* [Task description]:
What lines of the data hold the string "which"? Pull each one out.

(Data items)
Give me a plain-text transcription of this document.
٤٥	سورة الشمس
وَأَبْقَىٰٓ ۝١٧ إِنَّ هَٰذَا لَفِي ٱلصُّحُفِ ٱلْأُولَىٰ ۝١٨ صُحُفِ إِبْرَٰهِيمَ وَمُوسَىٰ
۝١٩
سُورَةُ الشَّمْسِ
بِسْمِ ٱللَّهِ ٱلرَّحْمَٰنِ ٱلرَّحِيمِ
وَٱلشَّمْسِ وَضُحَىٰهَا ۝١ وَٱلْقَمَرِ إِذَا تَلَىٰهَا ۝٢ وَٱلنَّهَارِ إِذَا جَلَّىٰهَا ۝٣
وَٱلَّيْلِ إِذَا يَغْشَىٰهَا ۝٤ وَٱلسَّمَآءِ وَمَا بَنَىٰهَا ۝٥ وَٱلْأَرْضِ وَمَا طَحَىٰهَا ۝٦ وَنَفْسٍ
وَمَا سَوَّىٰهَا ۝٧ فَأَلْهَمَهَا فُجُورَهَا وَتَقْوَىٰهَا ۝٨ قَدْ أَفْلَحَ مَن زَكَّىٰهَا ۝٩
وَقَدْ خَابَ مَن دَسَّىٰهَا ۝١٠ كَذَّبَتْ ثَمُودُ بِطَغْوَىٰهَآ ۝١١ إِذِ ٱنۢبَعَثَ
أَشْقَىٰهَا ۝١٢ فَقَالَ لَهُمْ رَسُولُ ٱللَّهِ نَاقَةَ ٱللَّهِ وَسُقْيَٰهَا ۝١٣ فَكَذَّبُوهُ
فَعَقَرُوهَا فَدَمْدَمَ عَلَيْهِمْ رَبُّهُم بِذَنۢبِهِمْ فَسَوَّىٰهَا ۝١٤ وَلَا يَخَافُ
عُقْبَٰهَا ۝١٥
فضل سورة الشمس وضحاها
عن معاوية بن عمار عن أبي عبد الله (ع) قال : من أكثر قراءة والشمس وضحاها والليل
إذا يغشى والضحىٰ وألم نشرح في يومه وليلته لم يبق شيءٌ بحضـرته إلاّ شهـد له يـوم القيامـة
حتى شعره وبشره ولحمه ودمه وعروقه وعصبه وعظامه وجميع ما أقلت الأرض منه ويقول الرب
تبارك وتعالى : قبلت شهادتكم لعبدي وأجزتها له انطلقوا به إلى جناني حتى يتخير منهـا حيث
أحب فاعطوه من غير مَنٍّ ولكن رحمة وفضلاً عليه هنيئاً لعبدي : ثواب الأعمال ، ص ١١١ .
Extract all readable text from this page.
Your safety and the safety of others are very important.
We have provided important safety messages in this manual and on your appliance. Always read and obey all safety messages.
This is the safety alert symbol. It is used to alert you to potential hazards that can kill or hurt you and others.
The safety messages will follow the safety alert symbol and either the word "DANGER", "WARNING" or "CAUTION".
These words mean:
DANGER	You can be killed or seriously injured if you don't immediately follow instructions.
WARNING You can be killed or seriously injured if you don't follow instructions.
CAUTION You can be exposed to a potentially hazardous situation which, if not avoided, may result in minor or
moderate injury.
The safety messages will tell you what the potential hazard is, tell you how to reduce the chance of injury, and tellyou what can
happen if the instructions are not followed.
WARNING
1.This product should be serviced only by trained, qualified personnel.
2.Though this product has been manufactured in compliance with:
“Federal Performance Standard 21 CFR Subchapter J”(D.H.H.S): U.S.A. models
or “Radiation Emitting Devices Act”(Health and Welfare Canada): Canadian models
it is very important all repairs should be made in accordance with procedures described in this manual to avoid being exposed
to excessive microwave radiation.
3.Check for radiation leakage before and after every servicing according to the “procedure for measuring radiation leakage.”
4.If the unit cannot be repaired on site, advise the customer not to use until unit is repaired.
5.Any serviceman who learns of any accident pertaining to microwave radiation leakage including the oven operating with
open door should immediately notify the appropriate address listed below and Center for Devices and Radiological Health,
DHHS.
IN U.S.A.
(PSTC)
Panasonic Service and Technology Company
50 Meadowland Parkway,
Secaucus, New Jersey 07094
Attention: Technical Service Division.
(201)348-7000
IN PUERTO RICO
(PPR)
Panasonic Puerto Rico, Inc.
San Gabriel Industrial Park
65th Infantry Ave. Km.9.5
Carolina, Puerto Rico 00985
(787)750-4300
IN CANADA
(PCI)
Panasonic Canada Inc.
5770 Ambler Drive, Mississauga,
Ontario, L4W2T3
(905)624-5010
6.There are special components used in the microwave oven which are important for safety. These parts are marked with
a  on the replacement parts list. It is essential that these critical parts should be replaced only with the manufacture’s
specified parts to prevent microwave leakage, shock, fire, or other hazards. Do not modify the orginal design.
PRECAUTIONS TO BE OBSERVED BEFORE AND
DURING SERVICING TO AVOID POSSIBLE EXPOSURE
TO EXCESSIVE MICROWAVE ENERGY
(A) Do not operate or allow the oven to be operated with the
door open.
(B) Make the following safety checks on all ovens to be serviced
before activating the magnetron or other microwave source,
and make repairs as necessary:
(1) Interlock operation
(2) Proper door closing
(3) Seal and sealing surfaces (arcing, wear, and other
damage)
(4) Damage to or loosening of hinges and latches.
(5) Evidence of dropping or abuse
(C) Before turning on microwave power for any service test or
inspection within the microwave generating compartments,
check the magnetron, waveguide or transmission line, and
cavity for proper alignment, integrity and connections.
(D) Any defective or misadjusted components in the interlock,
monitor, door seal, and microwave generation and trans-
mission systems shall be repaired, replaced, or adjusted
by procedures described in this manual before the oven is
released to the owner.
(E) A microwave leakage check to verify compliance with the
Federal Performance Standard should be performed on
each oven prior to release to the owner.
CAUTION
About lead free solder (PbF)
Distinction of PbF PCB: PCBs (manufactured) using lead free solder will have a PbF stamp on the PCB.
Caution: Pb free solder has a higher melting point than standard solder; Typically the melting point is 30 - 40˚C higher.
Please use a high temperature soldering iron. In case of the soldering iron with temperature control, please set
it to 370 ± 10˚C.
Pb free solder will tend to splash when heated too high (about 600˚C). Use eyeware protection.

* [Exercise response]:
CAUTION You can be exposed to a potentially hazardous situation which, if not avoided, may result in minor or
6.There are special components used in the microwave oven which are important for safety. These parts are marked with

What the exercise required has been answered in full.